Data excerpts -
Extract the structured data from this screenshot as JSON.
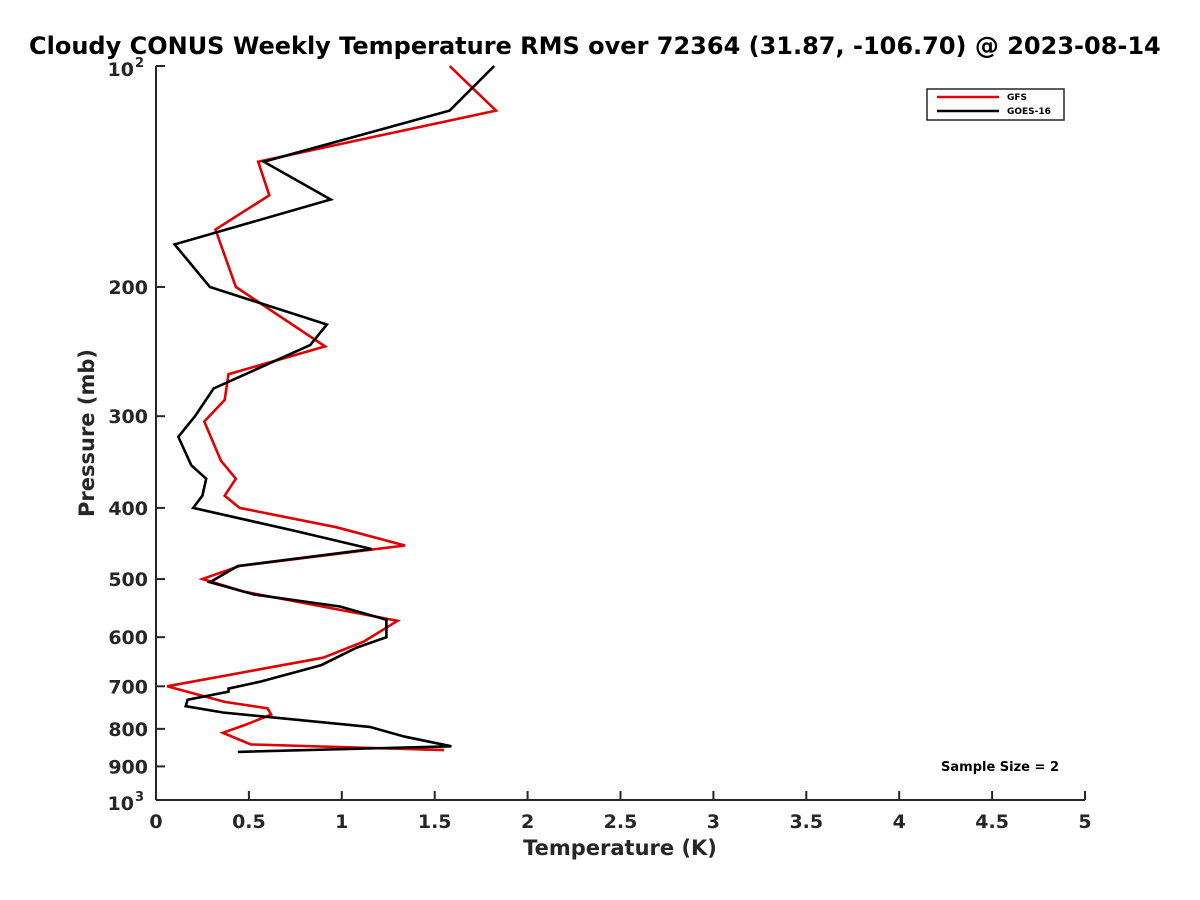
{
  "chart_data": {
    "type": "line",
    "title": "Cloudy CONUS Weekly Temperature RMS over 72364 (31.87, -106.70) @ 2023-08-14",
    "xlabel": "Temperature (K)",
    "ylabel": "Pressure (mb)",
    "xlim": [
      0,
      5
    ],
    "ylim": [
      100,
      1000
    ],
    "yscale": "log",
    "y_reversed": true,
    "grid": false,
    "legend_position": "top-right",
    "x_ticks": [
      "0",
      "0.5",
      "1",
      "1.5",
      "2",
      "2.5",
      "3",
      "3.5",
      "4",
      "4.5",
      "5"
    ],
    "y_ticks": [
      {
        "value": 100,
        "base": "10",
        "exp": "2"
      },
      {
        "value": 200,
        "label": "200"
      },
      {
        "value": 300,
        "label": "300"
      },
      {
        "value": 400,
        "label": "400"
      },
      {
        "value": 500,
        "label": "500"
      },
      {
        "value": 600,
        "label": "600"
      },
      {
        "value": 700,
        "label": "700"
      },
      {
        "value": 800,
        "label": "800"
      },
      {
        "value": 900,
        "label": "900"
      },
      {
        "value": 1000,
        "base": "10",
        "exp": "3"
      }
    ],
    "annotation": "Sample Size = 2",
    "series": [
      {
        "name": "GFS",
        "color": "#e00000",
        "points": [
          [
            1.58,
            100
          ],
          [
            1.83,
            115
          ],
          [
            0.55,
            135
          ],
          [
            0.61,
            150
          ],
          [
            0.32,
            167
          ],
          [
            0.43,
            200
          ],
          [
            0.91,
            241
          ],
          [
            0.39,
            263
          ],
          [
            0.37,
            285
          ],
          [
            0.26,
            305
          ],
          [
            0.35,
            345
          ],
          [
            0.43,
            365
          ],
          [
            0.37,
            385
          ],
          [
            0.45,
            400
          ],
          [
            0.97,
            425
          ],
          [
            1.34,
            450
          ],
          [
            0.45,
            480
          ],
          [
            0.25,
            500
          ],
          [
            0.47,
            520
          ],
          [
            1.3,
            570
          ],
          [
            1.12,
            608
          ],
          [
            0.9,
            640
          ],
          [
            0.06,
            700
          ],
          [
            0.37,
            735
          ],
          [
            0.6,
            750
          ],
          [
            0.62,
            765
          ],
          [
            0.48,
            790
          ],
          [
            0.36,
            810
          ],
          [
            0.51,
            840
          ],
          [
            1.55,
            855
          ]
        ]
      },
      {
        "name": "GOES-16",
        "color": "#000000",
        "points": [
          [
            1.82,
            100
          ],
          [
            1.58,
            115
          ],
          [
            0.58,
            135
          ],
          [
            0.94,
            152
          ],
          [
            0.1,
            175
          ],
          [
            0.29,
            200
          ],
          [
            0.92,
            225
          ],
          [
            0.83,
            240
          ],
          [
            0.31,
            275
          ],
          [
            0.21,
            300
          ],
          [
            0.12,
            320
          ],
          [
            0.19,
            350
          ],
          [
            0.27,
            365
          ],
          [
            0.25,
            385
          ],
          [
            0.2,
            400
          ],
          [
            0.75,
            430
          ],
          [
            1.16,
            455
          ],
          [
            0.44,
            480
          ],
          [
            0.29,
            505
          ],
          [
            0.53,
            525
          ],
          [
            0.99,
            545
          ],
          [
            1.24,
            568
          ],
          [
            1.24,
            600
          ],
          [
            1.08,
            620
          ],
          [
            0.89,
            655
          ],
          [
            0.56,
            690
          ],
          [
            0.39,
            705
          ],
          [
            0.39,
            712
          ],
          [
            0.17,
            730
          ],
          [
            0.16,
            745
          ],
          [
            0.36,
            760
          ],
          [
            1.15,
            795
          ],
          [
            1.34,
            820
          ],
          [
            1.59,
            845
          ],
          [
            0.44,
            860
          ]
        ]
      }
    ]
  }
}
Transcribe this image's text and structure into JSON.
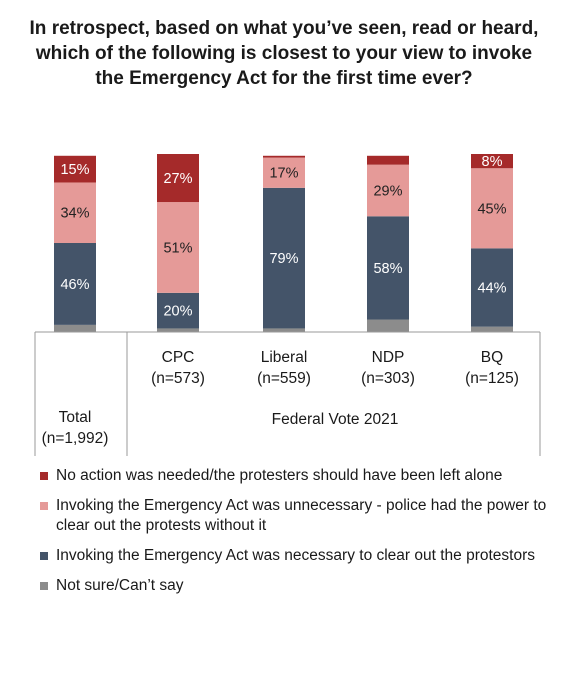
{
  "title": "In retrospect, based on what you’ve seen, read or heard, which of the following is closest to your view to invoke the Emergency Act for the first time ever?",
  "colors": {
    "no_action": "#A52A2A",
    "unnecessary": "#E59A98",
    "necessary": "#445469",
    "not_sure": "#8C8C8C"
  },
  "chart_data": {
    "type": "bar",
    "stacked": true,
    "categories": [
      "Total (n=1,992)",
      "CPC (n=573)",
      "Liberal (n=559)",
      "NDP (n=303)",
      "BQ (n=125)"
    ],
    "category_labels": [
      {
        "line1": "Total",
        "line2": "(n=1,992)"
      },
      {
        "line1": "CPC",
        "line2": "(n=573)"
      },
      {
        "line1": "Liberal",
        "line2": "(n=559)"
      },
      {
        "line1": "NDP",
        "line2": "(n=303)"
      },
      {
        "line1": "BQ",
        "line2": "(n=125)"
      }
    ],
    "group_label": "Federal Vote 2021",
    "series": [
      {
        "name": "Not sure/Can’t say",
        "key": "not_sure",
        "values": [
          4,
          2,
          2,
          7,
          3
        ],
        "labels": [
          "",
          "",
          "",
          "",
          ""
        ]
      },
      {
        "name": "Invoking the Emergency Act was necessary to clear out the protestors",
        "key": "necessary",
        "values": [
          46,
          20,
          79,
          58,
          44
        ],
        "labels": [
          "46%",
          "20%",
          "79%",
          "58%",
          "44%"
        ]
      },
      {
        "name": "Invoking the Emergency Act was unnecessary - police had the power to clear out the protests without it",
        "key": "unnecessary",
        "values": [
          34,
          51,
          17,
          29,
          45
        ],
        "labels": [
          "34%",
          "51%",
          "17%",
          "29%",
          "45%"
        ]
      },
      {
        "name": "No action was needed/the protesters should have been left alone",
        "key": "no_action",
        "values": [
          15,
          27,
          1,
          5,
          8
        ],
        "labels": [
          "15%",
          "27%",
          "",
          "",
          "8%"
        ]
      }
    ],
    "legend_order": [
      "no_action",
      "unnecessary",
      "necessary",
      "not_sure"
    ],
    "legend_placement": "bottom",
    "ylim": [
      0,
      100
    ],
    "grid": false
  }
}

Given problem -
Check each line above for the string "this" and show the ones that have it.

Written solution -
Extract the structured data from this screenshot as JSON.
Transcribe this image's text and structure into JSON.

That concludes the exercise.